*** Supplied passage ***
I am creating a static website with limited access. I configured the server to protect the subfolder (e.g. www.example.com/restricted) using HTTP Basic Auth. Now I do not want to use the standard browser popup for login, as it is ugly and does not remember the password in the sessions. And it's ugly, have I mentioned this already? =)
So, I am showing an html form and trying to authenticate via JavaScript (here, using jQuery, but the "raw" version showed the same behavior). The function I call looks like
try_login = function(username, password){ $.ajax({ url: '/restricted/login.token', method: 'GET', beforeSend: function(request) { request.setRequestHeader( 'Authorization', 'Basic ' + Base64.encode(username + ':' + password)); }, success: function () { window.location='/restricted/'; }, error: function () { $('#error_message').text("Wrong password."); }});
}
Authentication now works for ajax request. "login.token" is correctly transmitted with a status code of 200 if I use the correct username and password, and I get 401 if I do not.
*** Listed entries ***
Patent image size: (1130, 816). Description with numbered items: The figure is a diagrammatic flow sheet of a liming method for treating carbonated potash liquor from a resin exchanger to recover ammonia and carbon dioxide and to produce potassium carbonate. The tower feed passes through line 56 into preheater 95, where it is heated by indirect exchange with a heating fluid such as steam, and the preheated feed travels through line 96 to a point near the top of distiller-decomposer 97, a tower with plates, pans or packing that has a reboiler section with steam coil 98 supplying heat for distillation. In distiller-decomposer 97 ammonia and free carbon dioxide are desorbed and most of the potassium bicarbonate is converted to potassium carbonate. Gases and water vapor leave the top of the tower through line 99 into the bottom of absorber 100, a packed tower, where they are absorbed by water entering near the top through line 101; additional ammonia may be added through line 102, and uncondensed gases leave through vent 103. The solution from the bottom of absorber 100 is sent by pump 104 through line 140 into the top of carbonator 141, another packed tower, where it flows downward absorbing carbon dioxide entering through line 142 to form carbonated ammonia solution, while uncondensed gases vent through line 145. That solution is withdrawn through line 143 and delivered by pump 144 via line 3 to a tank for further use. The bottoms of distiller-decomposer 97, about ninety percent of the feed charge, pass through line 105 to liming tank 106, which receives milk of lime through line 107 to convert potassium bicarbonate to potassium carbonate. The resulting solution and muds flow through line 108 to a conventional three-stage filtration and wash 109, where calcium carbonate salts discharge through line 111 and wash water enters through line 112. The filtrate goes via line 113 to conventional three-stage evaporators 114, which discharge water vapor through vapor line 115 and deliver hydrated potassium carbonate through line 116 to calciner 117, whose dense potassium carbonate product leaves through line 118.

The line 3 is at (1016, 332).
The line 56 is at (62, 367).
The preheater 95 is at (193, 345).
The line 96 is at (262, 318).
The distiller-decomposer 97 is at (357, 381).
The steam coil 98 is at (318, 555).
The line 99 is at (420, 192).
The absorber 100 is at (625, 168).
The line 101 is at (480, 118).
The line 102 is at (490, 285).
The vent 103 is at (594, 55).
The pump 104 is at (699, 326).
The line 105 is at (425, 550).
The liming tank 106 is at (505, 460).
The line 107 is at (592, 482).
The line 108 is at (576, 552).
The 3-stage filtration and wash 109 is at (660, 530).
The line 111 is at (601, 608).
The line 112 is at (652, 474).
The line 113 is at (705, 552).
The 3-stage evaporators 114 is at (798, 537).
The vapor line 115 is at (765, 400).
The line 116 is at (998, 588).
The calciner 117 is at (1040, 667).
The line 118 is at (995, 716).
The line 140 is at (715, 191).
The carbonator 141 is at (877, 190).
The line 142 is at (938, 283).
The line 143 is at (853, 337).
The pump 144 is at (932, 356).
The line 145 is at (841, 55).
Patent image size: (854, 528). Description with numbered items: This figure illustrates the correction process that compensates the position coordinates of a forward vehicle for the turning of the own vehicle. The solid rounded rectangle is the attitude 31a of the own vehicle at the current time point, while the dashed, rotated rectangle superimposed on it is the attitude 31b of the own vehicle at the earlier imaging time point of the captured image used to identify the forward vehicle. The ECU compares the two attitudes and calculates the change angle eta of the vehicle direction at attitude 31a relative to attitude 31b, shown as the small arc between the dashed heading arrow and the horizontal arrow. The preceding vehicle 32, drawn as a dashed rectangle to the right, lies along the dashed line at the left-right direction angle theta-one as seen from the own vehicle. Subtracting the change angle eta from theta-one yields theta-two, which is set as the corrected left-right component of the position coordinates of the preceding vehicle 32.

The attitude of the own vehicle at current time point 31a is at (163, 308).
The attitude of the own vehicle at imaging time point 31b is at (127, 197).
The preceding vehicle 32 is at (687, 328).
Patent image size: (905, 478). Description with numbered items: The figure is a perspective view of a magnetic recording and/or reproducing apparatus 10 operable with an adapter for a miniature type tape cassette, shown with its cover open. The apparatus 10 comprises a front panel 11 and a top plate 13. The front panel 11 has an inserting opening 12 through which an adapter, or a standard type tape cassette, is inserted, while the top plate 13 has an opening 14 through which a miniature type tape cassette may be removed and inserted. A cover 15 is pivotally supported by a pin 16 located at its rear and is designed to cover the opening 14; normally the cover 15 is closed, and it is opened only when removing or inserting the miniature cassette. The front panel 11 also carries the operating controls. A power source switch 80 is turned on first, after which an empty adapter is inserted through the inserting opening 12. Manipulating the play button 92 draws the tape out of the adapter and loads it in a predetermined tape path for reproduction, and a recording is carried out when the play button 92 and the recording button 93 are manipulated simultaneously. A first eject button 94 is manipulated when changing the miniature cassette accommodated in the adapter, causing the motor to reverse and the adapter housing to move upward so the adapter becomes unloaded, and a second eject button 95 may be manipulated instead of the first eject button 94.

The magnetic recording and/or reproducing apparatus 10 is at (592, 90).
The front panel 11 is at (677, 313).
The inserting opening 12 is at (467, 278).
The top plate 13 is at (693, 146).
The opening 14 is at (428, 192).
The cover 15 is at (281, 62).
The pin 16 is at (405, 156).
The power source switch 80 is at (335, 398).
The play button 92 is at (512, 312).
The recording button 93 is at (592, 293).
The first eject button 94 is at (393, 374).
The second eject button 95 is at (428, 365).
***
Problem set:
1. In the question about logging in to a protected folder with a JavaScript form, what status code comes back for "login.token" when the username or password is wrong?
2. Continue the question about logging in to a Basic Auth folder through a JavaScript form, picking up after its last sentence.

Answer section:
1. 401

2.
But the browser (I tested Chrome 28 and IE 10) again asks for the credentials following the redirect in the callback. It does not seem to save credentials.
Am I doing something wrong, or is this really the expected behavior? If so, is there a way to cheat? I really think the browser popup is ugly.
Since this is a static site, any authentication scheme that requires active server-side code, unfortunately, is not applicable here.